• _SUPPLIED ENTRIES_:
## BEGIN

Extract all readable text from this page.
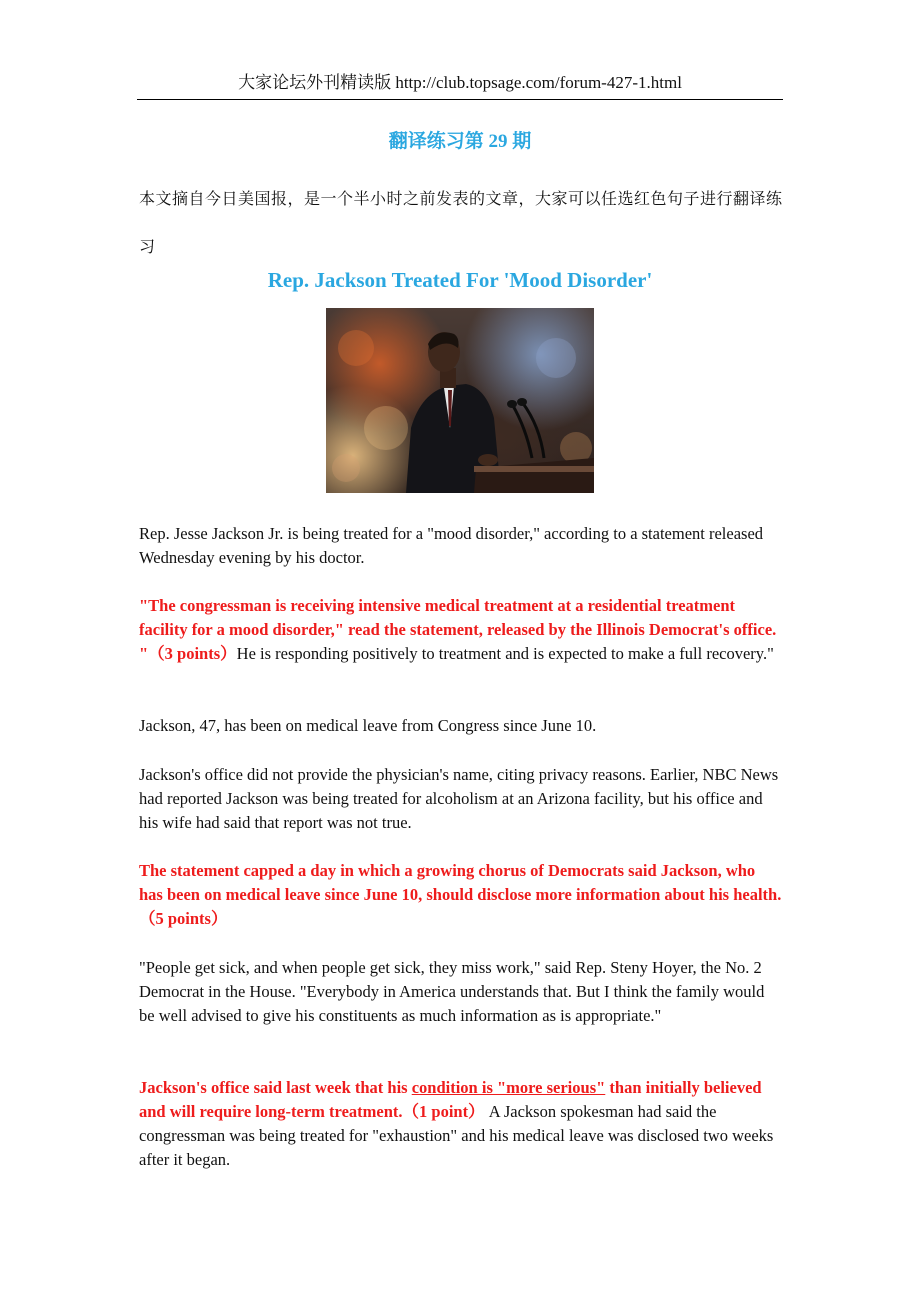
大家论坛外刊精读版 http://club.topsage.com/forum-427-1.html
翻译练习第 29 期
本文摘自今日美国报，是一个半小时之前发表的文章，大家可以任选红色句子进行翻译练习
Rep. Jackson Treated For 'Mood Disorder'
Rep. Jesse Jackson Jr. is being treated for a "mood disorder," according to a statement released Wednesday evening by his doctor.
"The congressman is receiving intensive medical treatment at a residential treatment facility for a mood disorder," read the statement, released by the Illinois Democrat's office. "（3 points）He is responding positively to treatment and is expected to make a full recovery."
Jackson, 47, has been on medical leave from Congress since June 10.
Jackson's office did not provide the physician's name, citing privacy reasons. Earlier, NBC News had reported Jackson was being treated for alcoholism at an Arizona facility, but his office and his wife had said that report was not true.
The statement capped a day in which a growing chorus of Democrats said Jackson, who has been on medical leave since June 10, should disclose more information about his health.（5 points）
"People get sick, and when people get sick, they miss work," said Rep. Steny Hoyer, the No. 2 Democrat in the House. "Everybody in America understands that. But I think the family would be well advised to give his constituents as much information as is appropriate."
Jackson's office said last week that his condition is "more serious" than initially believed and will require long-term treatment.（1 point） A Jackson spokesman had said the congressman was being treated for "exhaustion" and his medical leave was disclosed two weeks after it began.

## END

• _WHAT IS ASKED_:
Leave out the pictures and retype every line above exactly.

• _CORRECT ANSWER_:
Extract all readable text from this page.
大家论坛外刊精读版 http://club.topsage.com/forum-427-1.html
翻译练习第 29 期
本文摘自今日美国报，是一个半小时之前发表的文章，大家可以任选红色句子进行翻译练习
Rep. Jackson Treated For 'Mood Disorder'
Rep. Jesse Jackson Jr. is being treated for a "mood disorder," according to a statement released Wednesday evening by his doctor.
"The congressman is receiving intensive medical treatment at a residential treatment facility for a mood disorder," read the statement, released by the Illinois Democrat's office. "（3 points）He is responding positively to treatment and is expected to make a full recovery."
Jackson, 47, has been on medical leave from Congress since June 10.
Jackson's office did not provide the physician's name, citing privacy reasons. Earlier, NBC News had reported Jackson was being treated for alcoholism at an Arizona facility, but his office and his wife had said that report was not true.
The statement capped a day in which a growing chorus of Democrats said Jackson, who has been on medical leave since June 10, should disclose more information about his health.（5 points）
"People get sick, and when people get sick, they miss work," said Rep. Steny Hoyer, the No. 2 Democrat in the House. "Everybody in America understands that. But I think the family would be well advised to give his constituents as much information as is appropriate."
Jackson's office said last week that his condition is "more serious" than initially believed and will require long-term treatment.（1 point） A Jackson spokesman had said the congressman was being treated for "exhaustion" and his medical leave was disclosed two weeks after it began.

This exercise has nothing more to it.